### The task:
Leaving out the pictures, transcribe all of the records faithfully.

### Data:
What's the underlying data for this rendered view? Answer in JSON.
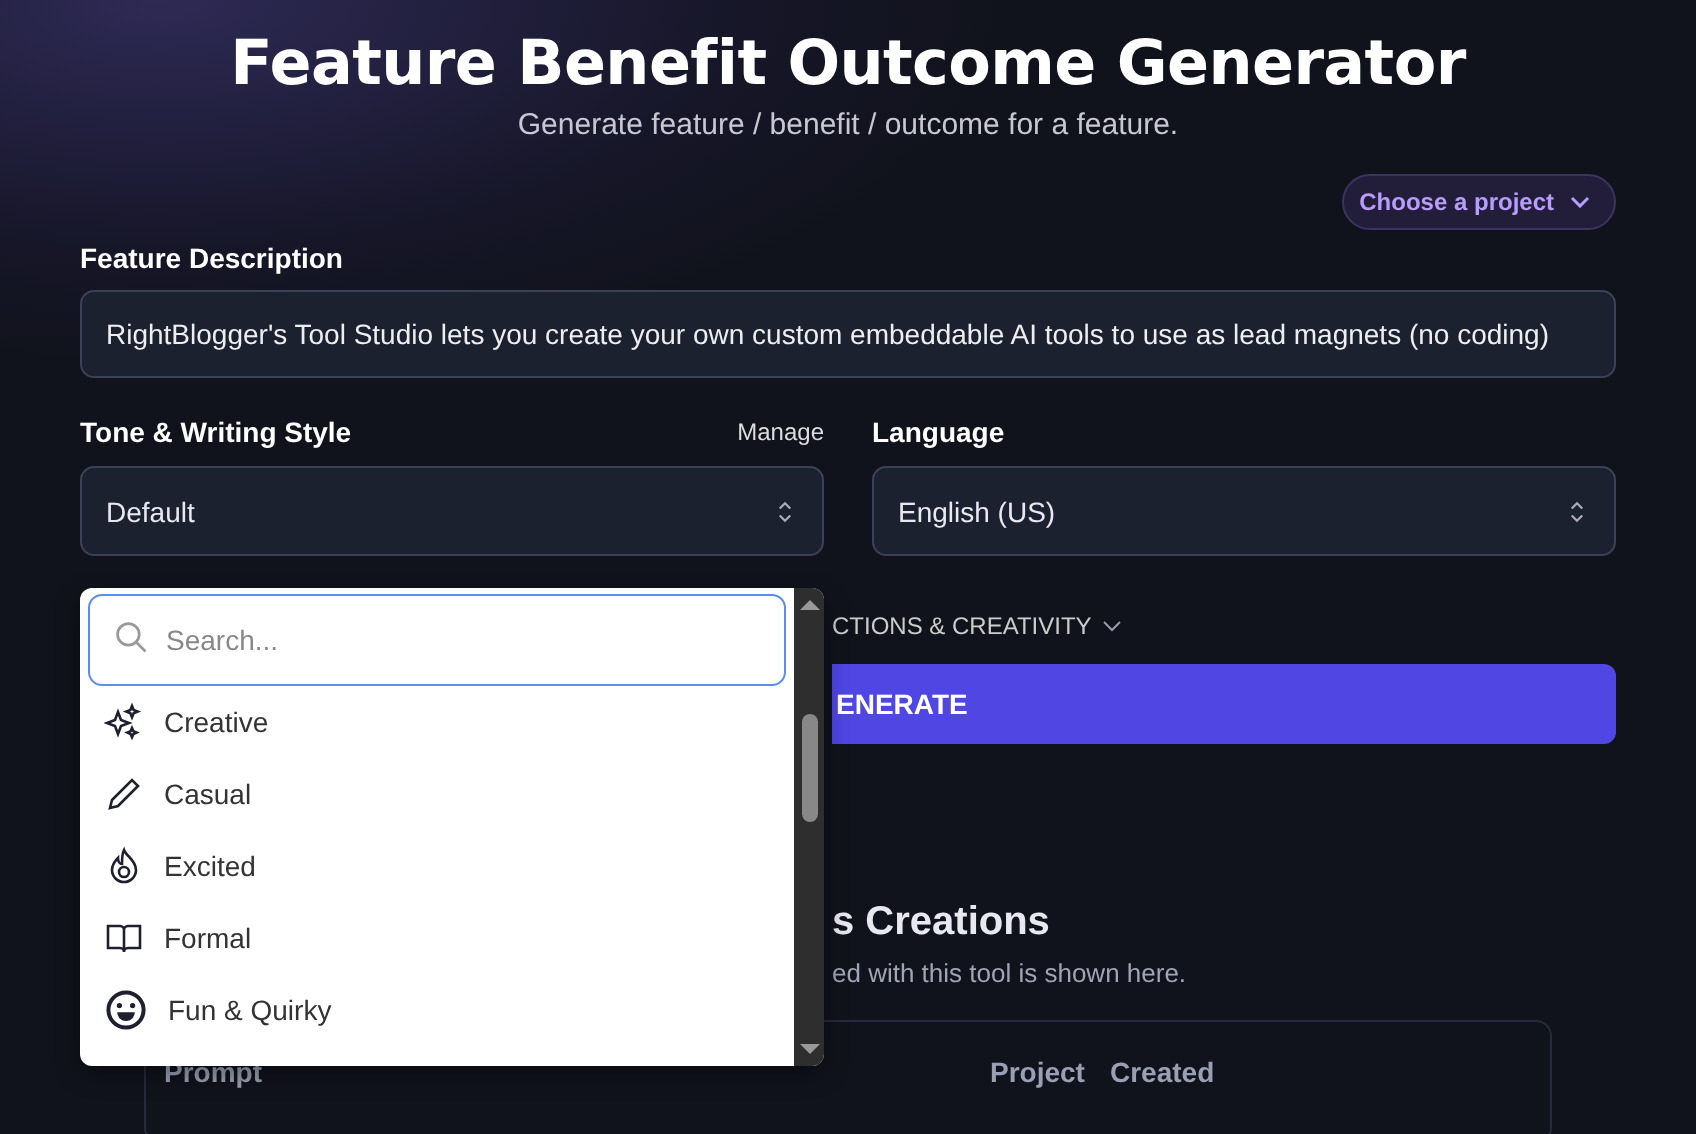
{
  "header": {
    "title": "Feature Benefit Outcome Generator",
    "subtitle": "Generate feature / benefit / outcome for a feature."
  },
  "project_picker": {
    "label": "Choose a project"
  },
  "feature": {
    "label": "Feature Description",
    "value": "RightBlogger's Tool Studio lets you create your own custom embeddable AI tools to use as lead magnets (no coding)"
  },
  "tone": {
    "label": "Tone & Writing Style",
    "manage": "Manage",
    "value": "Default"
  },
  "language": {
    "label": "Language",
    "value": "English (US)"
  },
  "dropdown": {
    "search_placeholder": "Search...",
    "items": [
      {
        "label": "Creative",
        "kind": "sparkles"
      },
      {
        "label": "Casual",
        "kind": "pencil"
      },
      {
        "label": "Excited",
        "kind": "fire"
      },
      {
        "label": "Formal",
        "kind": "book"
      },
      {
        "label": "Fun & Quirky",
        "kind": "smile"
      }
    ]
  },
  "options_toggle": "CTIONS & CREATIVITY",
  "generate_button": "ENERATE",
  "creations": {
    "title": "s Creations",
    "subtitle": "ed with this tool is shown here.",
    "columns": [
      "Prompt",
      "Project",
      "Created"
    ]
  }
}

### Exercise response:
What's the underlying data for this rendered view? Answer in JSON.
{
  "header": {
    "title": "Feature Benefit Outcome Generator",
    "subtitle": "Generate feature / benefit / outcome for a feature."
  },
  "project_picker": {
    "label": "Choose a project"
  },
  "feature": {
    "label": "Feature Description",
    "value": "RightBlogger's Tool Studio lets you create your own custom embeddable AI tools to use as lead magnets (no coding)"
  },
  "tone": {
    "label": "Tone & Writing Style",
    "manage": "Manage",
    "value": "Default"
  },
  "language": {
    "label": "Language",
    "value": "English (US)"
  },
  "dropdown": {
    "search_placeholder": "Search...",
    "items": [
      {
        "label": "Creative",
        "kind": "sparkles"
      },
      {
        "label": "Casual",
        "kind": "pencil"
      },
      {
        "label": "Excited",
        "kind": "fire"
      },
      {
        "label": "Formal",
        "kind": "book"
      },
      {
        "label": "Fun & Quirky",
        "kind": "smile"
      }
    ]
  },
  "options_toggle": "CTIONS & CREATIVITY",
  "generate_button": "ENERATE",
  "creations": {
    "title": "s Creations",
    "subtitle": "ed with this tool is shown here.",
    "columns": [
      "Prompt",
      "Project",
      "Created"
    ]
  }
}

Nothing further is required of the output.